***** DATA SHOWN *****

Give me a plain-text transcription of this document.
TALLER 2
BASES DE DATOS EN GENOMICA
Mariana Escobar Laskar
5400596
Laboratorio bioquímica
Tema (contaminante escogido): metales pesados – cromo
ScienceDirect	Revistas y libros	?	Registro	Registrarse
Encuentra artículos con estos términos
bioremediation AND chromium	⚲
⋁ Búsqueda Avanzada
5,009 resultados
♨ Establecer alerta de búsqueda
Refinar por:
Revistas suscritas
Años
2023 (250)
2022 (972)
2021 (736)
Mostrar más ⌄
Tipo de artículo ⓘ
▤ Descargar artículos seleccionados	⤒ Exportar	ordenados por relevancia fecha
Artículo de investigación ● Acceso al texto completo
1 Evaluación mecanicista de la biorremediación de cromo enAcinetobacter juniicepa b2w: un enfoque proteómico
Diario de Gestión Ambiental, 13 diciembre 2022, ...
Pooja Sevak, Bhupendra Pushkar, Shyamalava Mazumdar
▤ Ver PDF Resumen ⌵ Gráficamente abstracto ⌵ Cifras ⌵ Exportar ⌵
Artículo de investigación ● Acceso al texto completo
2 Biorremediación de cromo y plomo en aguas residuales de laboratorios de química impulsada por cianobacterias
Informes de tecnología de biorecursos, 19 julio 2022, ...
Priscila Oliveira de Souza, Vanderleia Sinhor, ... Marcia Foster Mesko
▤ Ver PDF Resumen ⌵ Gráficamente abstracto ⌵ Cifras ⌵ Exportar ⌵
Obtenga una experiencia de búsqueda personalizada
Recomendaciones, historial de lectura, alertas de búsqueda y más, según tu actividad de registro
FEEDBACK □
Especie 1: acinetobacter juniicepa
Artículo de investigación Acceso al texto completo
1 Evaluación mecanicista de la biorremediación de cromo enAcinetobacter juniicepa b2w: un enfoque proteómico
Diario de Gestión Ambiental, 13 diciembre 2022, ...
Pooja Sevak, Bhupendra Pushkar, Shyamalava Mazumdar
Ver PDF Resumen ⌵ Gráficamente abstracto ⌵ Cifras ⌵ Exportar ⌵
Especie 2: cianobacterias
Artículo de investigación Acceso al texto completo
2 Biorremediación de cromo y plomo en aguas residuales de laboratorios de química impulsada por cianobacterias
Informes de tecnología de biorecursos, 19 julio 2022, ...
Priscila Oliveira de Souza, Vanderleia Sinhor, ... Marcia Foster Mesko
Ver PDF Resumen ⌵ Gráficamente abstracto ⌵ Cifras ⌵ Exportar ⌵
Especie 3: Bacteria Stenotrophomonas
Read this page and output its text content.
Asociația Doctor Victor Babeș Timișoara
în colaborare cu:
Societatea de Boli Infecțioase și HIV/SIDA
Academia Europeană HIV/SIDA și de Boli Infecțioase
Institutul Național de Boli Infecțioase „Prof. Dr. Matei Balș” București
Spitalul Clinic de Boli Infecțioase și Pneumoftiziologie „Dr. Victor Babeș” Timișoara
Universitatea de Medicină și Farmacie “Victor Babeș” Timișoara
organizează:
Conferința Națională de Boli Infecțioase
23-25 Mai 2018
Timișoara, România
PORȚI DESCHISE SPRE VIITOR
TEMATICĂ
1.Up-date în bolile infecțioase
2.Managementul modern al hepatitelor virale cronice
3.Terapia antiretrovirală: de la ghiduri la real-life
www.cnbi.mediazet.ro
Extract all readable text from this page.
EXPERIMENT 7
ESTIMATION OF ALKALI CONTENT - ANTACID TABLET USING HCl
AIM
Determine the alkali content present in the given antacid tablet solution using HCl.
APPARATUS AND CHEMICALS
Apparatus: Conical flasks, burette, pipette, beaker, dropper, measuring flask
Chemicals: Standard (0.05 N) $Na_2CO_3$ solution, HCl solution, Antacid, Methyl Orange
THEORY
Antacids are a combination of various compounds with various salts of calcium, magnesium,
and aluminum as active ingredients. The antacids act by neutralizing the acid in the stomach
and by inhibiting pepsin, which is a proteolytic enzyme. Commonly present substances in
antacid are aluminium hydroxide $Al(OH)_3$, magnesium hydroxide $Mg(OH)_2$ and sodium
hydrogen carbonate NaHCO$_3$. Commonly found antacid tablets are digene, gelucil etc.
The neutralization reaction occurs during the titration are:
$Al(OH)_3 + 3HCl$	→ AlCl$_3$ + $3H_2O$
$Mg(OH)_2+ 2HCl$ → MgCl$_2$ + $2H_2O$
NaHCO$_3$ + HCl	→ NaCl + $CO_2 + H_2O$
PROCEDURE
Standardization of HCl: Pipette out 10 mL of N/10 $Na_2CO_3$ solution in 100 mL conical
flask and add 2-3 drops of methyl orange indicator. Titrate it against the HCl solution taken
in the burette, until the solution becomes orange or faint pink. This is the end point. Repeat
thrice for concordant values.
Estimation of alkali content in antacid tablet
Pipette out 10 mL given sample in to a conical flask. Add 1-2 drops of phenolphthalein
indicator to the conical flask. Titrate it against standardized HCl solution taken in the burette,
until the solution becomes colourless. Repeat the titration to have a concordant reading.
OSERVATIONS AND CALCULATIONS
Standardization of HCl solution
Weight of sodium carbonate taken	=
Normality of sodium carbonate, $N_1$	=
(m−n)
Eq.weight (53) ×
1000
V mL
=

*****

WHAT YOU WILL DO:
What is needed is the number of lines in these entries that include the word "Standardization"; please give it alone.

ANSWER:
2